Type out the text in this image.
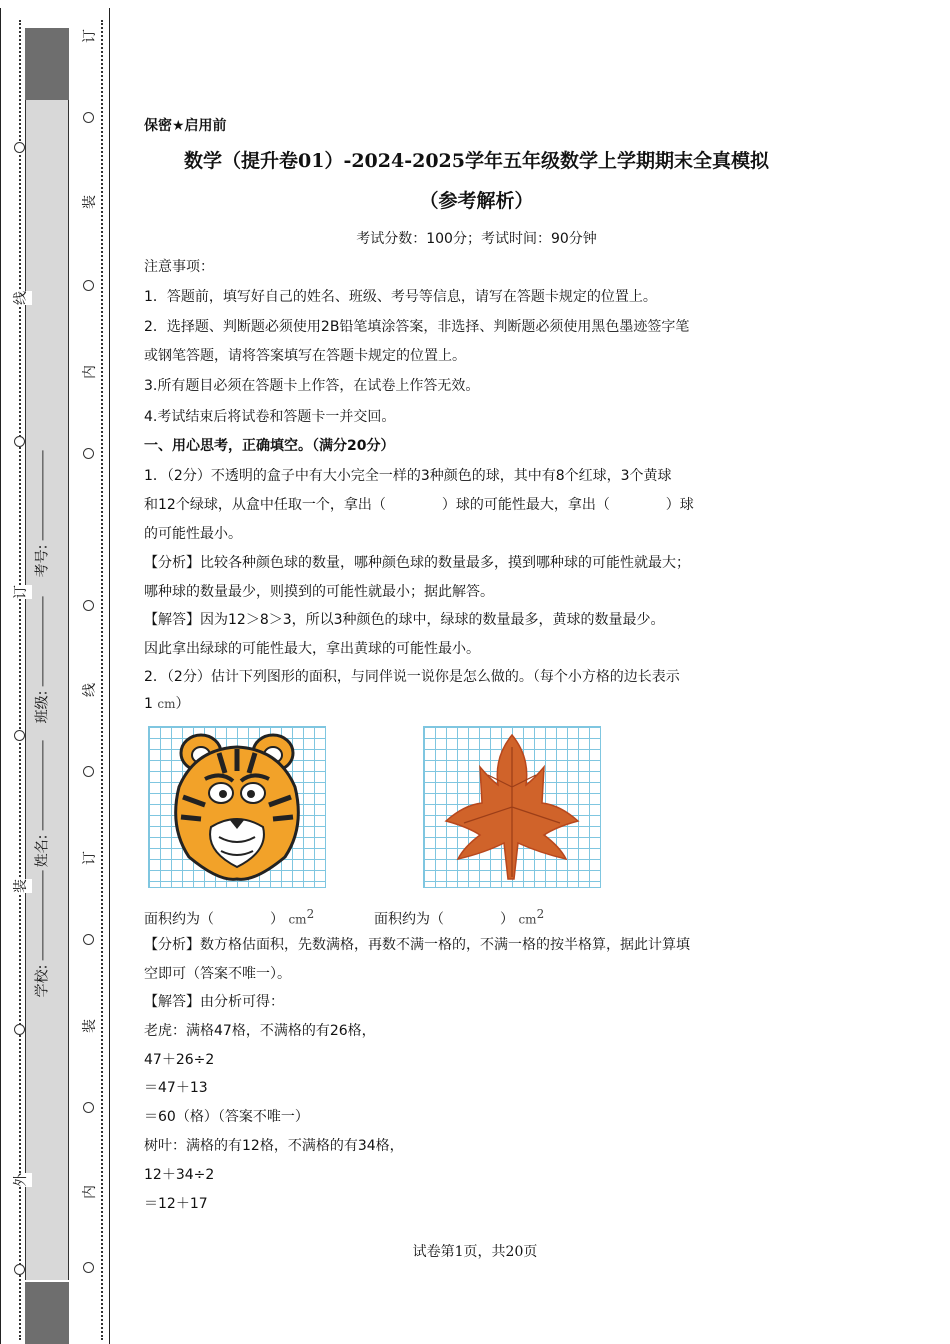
订
装
内
线
订
装
内
线
订
装
外
学校:
姓名:
班级:
考号:
保密★启用前
数学（提升卷01）-2024-2025学年五年级数学上学期期末全真模拟
（参考解析）
考试分数：100分；考试时间：90分钟
注意事项：
1．答题前，填写好自己的姓名、班级、考号等信息，请写在答题卡规定的位置上。
2．选择题、判断题必须使用2B铅笔填涂答案，非选择、判断题必须使用黑色墨迹签字笔
或钢笔答题，请将答案填写在答题卡规定的位置上。
3.所有题目必须在答题卡上作答，在试卷上作答无效。
4.考试结束后将试卷和答题卡一并交回。
一、用心思考，正确填空。（满分20分）
1．（2分）不透明的盒子中有大小完全一样的3种颜色的球，其中有8个红球，3个黄球
和12个绿球，从盒中任取一个，拿出（　　　　）球的可能性最大，拿出（　　　　）球
的可能性最小。
【分析】比较各种颜色球的数量，哪种颜色球的数量最多，摸到哪种球的可能性就最大；
哪种球的数量最少，则摸到的可能性就最小；据此解答。
【解答】因为12＞8＞3，所以3种颜色的球中，绿球的数量最多，黄球的数量最少。
因此拿出绿球的可能性最大，拿出黄球的可能性最小。
2．（2分）估计下列图形的面积，与同伴说一说你是怎么做的。（每个小方格的边长表示
1 cm）
面积约为（　　　　） cm2	面积约为（　　　　） cm2
【分析】数方格估面积，先数满格，再数不满一格的，不满一格的按半格算，据此计算填
空即可（答案不唯一）。
【解答】由分析可得：
老虎：满格47格，不满格的有26格，
47＋26÷2
＝47＋13
＝60（格）（答案不唯一）
树叶：满格的有12格，不满格的有34格，
12＋34÷2
＝12＋17
试卷第1页，共20页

▸ **TASK**: Transcribe the records above exactly as they appear, leaving out any pictures.

▸ **OUTPUT**:
Type out the text in this image.
订
装
内
线
订
装
内
线
订
装
外
学校:
姓名:
班级:
考号:
保密★启用前
数学（提升卷01）-2024-2025学年五年级数学上学期期末全真模拟
（参考解析）
考试分数：100分；考试时间：90分钟
注意事项：
1．答题前，填写好自己的姓名、班级、考号等信息，请写在答题卡规定的位置上。
2．选择题、判断题必须使用2B铅笔填涂答案，非选择、判断题必须使用黑色墨迹签字笔
或钢笔答题，请将答案填写在答题卡规定的位置上。
3.所有题目必须在答题卡上作答，在试卷上作答无效。
4.考试结束后将试卷和答题卡一并交回。
一、用心思考，正确填空。（满分20分）
1．（2分）不透明的盒子中有大小完全一样的3种颜色的球，其中有8个红球，3个黄球
和12个绿球，从盒中任取一个，拿出（　　　　）球的可能性最大，拿出（　　　　）球
的可能性最小。
【分析】比较各种颜色球的数量，哪种颜色球的数量最多，摸到哪种球的可能性就最大；
哪种球的数量最少，则摸到的可能性就最小；据此解答。
【解答】因为12＞8＞3，所以3种颜色的球中，绿球的数量最多，黄球的数量最少。
因此拿出绿球的可能性最大，拿出黄球的可能性最小。
2．（2分）估计下列图形的面积，与同伴说一说你是怎么做的。（每个小方格的边长表示
1 cm）
面积约为（　　　　） cm2	面积约为（　　　　） cm2
【分析】数方格估面积，先数满格，再数不满一格的，不满一格的按半格算，据此计算填
空即可（答案不唯一）。
【解答】由分析可得：
老虎：满格47格，不满格的有26格，
47＋26÷2
＝47＋13
＝60（格）（答案不唯一）
树叶：满格的有12格，不满格的有34格，
12＋34÷2
＝12＋17
试卷第1页，共20页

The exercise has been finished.